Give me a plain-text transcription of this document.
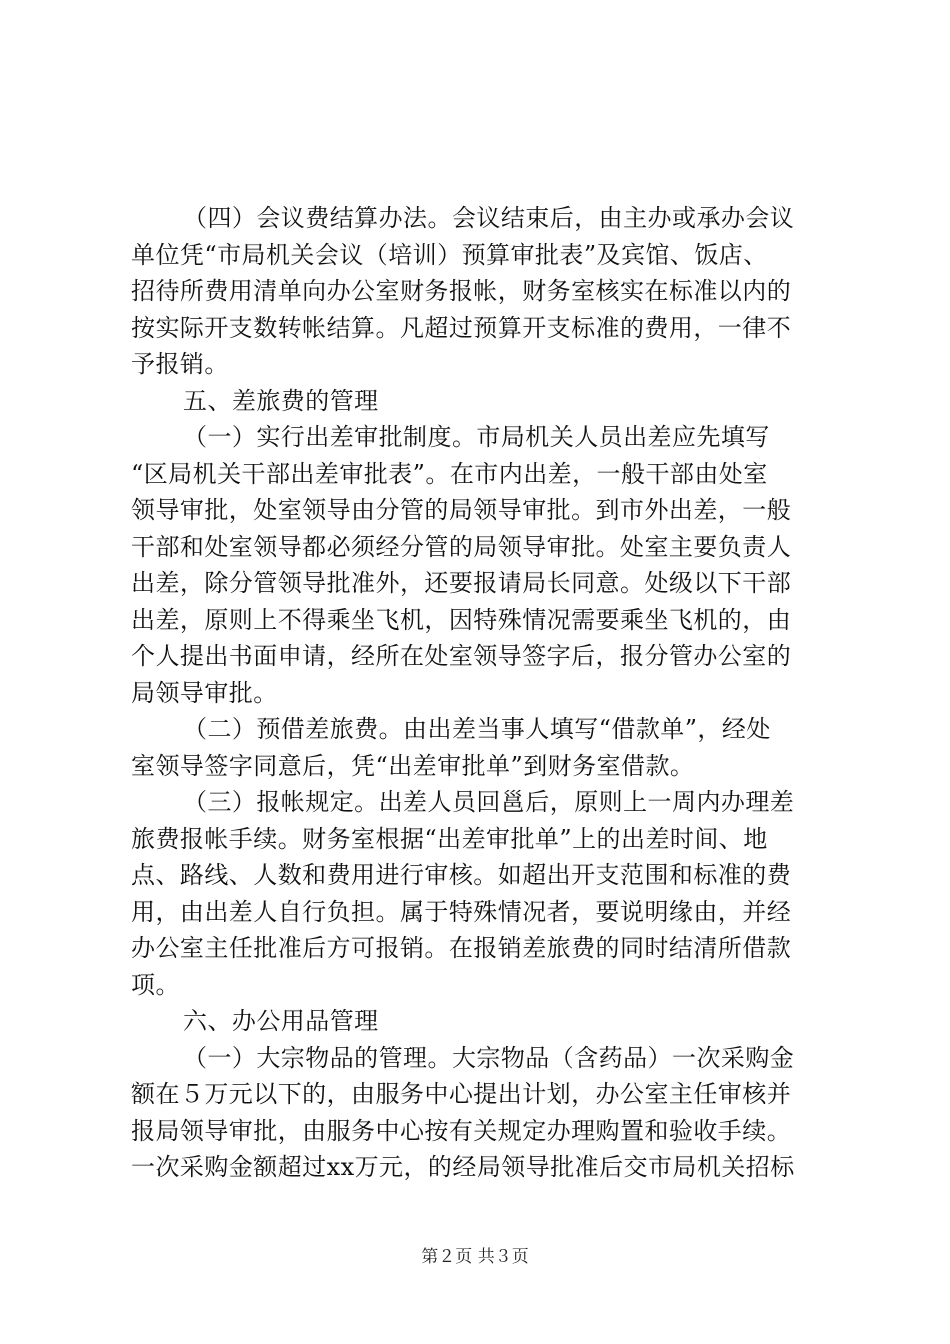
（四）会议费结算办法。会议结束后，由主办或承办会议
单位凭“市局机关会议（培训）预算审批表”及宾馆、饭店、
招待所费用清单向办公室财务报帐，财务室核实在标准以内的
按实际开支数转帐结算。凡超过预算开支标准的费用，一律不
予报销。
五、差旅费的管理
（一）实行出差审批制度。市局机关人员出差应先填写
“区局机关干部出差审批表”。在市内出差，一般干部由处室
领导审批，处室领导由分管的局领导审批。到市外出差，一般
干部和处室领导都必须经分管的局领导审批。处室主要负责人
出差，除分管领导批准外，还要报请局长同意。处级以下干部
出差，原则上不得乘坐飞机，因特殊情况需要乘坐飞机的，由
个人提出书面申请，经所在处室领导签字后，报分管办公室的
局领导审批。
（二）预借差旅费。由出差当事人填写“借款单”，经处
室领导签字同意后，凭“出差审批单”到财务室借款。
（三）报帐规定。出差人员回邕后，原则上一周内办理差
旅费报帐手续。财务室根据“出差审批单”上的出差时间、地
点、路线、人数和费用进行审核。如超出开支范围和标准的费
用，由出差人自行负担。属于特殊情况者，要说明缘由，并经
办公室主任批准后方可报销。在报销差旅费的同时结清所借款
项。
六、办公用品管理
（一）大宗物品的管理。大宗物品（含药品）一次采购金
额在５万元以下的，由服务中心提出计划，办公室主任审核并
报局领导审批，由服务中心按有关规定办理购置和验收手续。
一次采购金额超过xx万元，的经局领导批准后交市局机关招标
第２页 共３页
+ + +
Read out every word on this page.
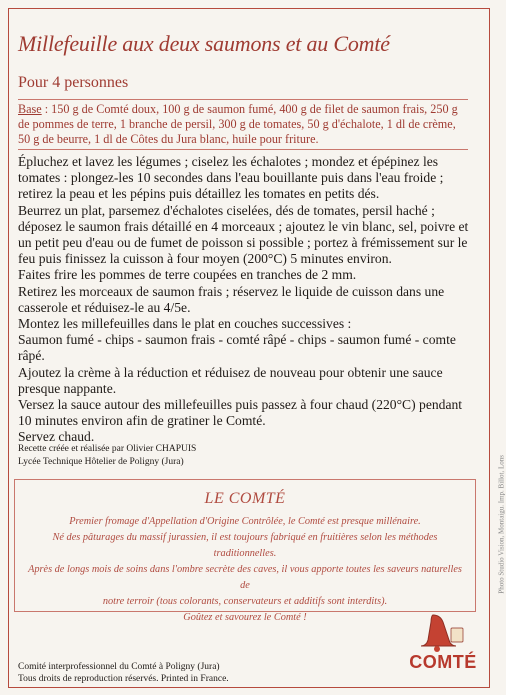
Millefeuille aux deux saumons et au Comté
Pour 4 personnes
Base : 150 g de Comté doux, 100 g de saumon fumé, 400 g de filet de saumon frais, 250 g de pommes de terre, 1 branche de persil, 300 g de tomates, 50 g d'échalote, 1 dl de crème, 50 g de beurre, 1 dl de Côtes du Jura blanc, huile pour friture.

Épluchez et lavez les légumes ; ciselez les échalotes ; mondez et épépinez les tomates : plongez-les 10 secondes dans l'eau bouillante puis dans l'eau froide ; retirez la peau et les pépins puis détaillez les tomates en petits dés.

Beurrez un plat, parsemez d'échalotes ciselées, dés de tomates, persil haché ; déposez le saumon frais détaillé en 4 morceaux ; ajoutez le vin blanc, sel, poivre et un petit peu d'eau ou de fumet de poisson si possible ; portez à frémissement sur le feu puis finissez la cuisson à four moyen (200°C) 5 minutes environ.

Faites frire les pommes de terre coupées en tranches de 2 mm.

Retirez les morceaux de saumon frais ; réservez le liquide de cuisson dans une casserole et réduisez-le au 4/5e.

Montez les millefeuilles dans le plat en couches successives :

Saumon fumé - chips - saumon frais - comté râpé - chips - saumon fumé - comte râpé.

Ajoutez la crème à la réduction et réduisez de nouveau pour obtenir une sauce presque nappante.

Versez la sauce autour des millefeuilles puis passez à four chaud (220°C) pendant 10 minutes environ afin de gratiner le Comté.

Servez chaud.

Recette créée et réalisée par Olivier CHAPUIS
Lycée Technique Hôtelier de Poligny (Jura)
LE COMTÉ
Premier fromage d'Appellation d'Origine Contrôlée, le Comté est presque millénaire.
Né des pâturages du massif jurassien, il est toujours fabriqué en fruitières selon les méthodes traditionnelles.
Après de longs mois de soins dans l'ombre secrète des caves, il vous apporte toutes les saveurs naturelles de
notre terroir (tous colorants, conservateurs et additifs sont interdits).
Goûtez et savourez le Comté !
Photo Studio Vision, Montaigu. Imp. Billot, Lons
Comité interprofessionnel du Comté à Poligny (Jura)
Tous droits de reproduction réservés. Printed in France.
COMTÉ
+ + +
What to produce: Tell how many lines contain the word "terre", using only the number.

Finished exercise: 2